What you will do :: Show all lines of the listing that hold the word "Coinbase".

[A block of data]
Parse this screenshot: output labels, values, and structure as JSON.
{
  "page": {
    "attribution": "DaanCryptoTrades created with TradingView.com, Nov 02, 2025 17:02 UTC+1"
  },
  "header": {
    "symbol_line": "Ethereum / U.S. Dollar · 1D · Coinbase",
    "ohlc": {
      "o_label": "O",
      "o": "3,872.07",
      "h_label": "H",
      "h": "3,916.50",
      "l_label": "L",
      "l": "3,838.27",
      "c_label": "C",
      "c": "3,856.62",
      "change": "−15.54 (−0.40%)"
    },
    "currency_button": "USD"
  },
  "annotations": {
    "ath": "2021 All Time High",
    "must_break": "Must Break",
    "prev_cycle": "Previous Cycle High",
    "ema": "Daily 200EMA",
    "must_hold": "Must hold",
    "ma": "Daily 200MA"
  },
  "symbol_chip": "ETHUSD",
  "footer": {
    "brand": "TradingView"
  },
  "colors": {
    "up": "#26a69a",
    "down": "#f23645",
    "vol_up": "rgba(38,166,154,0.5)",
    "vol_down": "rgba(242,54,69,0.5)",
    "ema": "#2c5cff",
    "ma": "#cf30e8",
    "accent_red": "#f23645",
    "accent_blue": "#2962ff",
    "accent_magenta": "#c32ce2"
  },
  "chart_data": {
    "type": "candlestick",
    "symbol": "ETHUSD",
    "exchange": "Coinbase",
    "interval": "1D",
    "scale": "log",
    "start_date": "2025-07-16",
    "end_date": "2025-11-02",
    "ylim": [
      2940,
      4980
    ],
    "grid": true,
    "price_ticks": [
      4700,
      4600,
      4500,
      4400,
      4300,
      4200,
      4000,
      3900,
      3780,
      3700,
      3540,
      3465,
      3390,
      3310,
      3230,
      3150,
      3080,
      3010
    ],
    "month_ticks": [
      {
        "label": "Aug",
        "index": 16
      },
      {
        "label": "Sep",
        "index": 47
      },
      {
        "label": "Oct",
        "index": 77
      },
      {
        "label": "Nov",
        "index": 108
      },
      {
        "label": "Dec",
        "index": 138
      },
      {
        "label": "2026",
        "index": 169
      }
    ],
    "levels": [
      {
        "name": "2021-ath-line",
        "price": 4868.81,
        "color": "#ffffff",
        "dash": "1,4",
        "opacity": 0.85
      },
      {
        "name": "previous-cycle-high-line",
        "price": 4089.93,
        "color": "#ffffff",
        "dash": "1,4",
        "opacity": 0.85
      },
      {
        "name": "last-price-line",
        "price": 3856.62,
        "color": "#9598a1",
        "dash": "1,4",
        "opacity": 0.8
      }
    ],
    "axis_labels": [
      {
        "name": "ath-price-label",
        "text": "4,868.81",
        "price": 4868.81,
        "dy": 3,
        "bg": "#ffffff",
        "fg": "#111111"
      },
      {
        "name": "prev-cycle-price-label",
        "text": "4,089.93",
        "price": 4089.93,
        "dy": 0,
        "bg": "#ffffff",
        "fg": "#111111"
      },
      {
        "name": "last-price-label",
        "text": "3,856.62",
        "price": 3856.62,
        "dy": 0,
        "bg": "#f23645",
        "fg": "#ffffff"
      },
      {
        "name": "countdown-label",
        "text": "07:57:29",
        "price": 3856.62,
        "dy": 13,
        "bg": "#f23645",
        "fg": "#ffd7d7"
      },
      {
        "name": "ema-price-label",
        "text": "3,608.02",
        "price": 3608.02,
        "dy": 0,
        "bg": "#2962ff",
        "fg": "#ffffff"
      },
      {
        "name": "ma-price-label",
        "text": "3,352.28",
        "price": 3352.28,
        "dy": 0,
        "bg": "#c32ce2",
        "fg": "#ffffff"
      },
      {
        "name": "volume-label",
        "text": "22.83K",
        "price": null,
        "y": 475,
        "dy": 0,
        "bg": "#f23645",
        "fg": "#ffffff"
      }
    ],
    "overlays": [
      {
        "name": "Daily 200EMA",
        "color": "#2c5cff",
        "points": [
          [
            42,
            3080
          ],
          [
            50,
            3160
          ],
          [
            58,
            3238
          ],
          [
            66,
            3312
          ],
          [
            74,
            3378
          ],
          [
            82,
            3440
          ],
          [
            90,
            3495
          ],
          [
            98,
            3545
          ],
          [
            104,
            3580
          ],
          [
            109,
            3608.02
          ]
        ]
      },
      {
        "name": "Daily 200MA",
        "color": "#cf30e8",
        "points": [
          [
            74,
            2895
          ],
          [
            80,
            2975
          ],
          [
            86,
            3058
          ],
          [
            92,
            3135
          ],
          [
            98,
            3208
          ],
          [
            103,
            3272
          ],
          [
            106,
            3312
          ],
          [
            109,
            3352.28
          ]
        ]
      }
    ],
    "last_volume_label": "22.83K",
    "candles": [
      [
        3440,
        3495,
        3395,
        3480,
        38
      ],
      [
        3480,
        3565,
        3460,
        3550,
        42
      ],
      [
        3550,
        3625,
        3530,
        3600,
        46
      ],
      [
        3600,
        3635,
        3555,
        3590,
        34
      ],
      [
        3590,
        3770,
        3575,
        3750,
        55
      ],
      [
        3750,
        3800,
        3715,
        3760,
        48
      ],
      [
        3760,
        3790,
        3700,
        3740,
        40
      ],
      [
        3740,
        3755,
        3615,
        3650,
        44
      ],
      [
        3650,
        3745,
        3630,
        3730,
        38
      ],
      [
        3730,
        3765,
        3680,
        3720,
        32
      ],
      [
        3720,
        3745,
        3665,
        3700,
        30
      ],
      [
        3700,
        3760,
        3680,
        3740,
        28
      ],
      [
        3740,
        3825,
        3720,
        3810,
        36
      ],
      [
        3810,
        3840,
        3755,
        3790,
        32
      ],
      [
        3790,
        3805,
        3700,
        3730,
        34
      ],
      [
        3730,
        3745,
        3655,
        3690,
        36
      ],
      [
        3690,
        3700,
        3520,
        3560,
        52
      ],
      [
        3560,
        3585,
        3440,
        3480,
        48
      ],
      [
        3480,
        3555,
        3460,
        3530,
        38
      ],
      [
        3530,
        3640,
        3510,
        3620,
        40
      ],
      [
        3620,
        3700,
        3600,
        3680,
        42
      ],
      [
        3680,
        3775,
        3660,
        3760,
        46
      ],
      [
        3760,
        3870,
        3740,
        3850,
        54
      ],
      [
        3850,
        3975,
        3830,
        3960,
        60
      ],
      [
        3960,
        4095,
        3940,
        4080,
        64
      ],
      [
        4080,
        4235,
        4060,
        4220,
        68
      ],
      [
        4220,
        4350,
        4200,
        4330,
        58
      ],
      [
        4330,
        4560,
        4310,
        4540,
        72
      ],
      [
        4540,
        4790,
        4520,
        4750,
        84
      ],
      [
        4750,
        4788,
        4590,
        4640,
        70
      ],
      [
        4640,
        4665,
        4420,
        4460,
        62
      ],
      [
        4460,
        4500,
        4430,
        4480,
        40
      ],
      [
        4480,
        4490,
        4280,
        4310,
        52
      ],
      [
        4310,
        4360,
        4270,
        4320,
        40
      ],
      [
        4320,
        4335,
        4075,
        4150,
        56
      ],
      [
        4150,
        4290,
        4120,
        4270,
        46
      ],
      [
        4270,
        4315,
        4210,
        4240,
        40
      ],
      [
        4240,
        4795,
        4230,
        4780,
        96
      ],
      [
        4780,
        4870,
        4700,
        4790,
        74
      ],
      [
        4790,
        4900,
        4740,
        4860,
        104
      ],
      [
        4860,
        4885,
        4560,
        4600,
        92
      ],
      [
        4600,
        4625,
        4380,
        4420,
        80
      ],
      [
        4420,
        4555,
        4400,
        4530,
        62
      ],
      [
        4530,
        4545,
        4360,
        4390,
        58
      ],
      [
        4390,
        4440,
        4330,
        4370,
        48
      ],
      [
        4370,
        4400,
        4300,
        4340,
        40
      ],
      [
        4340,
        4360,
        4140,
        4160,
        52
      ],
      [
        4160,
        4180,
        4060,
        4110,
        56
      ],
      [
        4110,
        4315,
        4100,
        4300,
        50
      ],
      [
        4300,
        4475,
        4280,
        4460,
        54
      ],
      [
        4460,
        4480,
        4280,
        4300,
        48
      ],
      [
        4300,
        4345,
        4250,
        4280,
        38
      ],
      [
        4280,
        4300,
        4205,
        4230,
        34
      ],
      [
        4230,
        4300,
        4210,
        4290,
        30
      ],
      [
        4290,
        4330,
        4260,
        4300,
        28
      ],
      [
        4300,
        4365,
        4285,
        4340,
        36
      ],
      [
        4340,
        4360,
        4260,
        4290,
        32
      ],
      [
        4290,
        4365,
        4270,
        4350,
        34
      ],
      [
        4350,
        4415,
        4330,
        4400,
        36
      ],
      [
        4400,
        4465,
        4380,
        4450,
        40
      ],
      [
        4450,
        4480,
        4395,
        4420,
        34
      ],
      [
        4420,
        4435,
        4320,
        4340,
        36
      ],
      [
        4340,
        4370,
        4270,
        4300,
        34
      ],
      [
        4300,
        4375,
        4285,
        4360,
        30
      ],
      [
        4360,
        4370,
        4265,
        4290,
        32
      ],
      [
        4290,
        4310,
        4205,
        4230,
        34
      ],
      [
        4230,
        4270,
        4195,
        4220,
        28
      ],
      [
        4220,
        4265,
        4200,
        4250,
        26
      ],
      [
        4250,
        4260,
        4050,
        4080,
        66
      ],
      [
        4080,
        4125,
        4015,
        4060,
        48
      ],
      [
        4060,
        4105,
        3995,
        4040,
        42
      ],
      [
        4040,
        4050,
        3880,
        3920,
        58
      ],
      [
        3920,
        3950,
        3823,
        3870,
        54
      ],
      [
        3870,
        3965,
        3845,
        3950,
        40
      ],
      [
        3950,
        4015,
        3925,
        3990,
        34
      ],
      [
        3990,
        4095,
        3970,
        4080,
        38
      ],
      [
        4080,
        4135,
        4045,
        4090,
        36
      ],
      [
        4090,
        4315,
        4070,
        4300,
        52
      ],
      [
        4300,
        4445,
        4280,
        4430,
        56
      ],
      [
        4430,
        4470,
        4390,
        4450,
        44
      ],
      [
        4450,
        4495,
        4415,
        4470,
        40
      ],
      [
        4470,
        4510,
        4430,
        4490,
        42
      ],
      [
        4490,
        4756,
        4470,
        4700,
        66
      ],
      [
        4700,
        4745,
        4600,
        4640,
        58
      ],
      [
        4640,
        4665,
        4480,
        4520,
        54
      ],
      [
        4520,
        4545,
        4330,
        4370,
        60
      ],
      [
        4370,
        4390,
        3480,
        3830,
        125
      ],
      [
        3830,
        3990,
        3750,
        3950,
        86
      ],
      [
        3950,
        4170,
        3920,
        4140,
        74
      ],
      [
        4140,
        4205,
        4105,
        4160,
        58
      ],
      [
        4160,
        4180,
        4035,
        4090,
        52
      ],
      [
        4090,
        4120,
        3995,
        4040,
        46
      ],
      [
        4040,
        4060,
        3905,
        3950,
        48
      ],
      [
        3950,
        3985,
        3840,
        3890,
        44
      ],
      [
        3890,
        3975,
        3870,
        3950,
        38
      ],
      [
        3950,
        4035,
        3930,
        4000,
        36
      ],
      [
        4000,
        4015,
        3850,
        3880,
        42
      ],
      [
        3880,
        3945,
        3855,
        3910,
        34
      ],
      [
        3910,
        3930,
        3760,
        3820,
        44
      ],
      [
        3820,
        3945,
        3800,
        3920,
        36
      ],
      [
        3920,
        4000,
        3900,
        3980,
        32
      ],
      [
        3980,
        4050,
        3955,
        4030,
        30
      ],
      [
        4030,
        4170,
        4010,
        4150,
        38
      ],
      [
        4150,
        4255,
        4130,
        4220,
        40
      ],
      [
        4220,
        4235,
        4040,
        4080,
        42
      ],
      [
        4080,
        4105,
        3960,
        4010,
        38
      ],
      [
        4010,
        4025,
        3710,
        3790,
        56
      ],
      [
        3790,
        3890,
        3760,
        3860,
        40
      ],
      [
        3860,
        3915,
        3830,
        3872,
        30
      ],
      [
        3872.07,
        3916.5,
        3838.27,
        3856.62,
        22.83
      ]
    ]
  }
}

Right answer ::
    "symbol_line": "Ethereum / U.S. Dollar · 1D · Coinbase",
    "exchange": "Coinbase",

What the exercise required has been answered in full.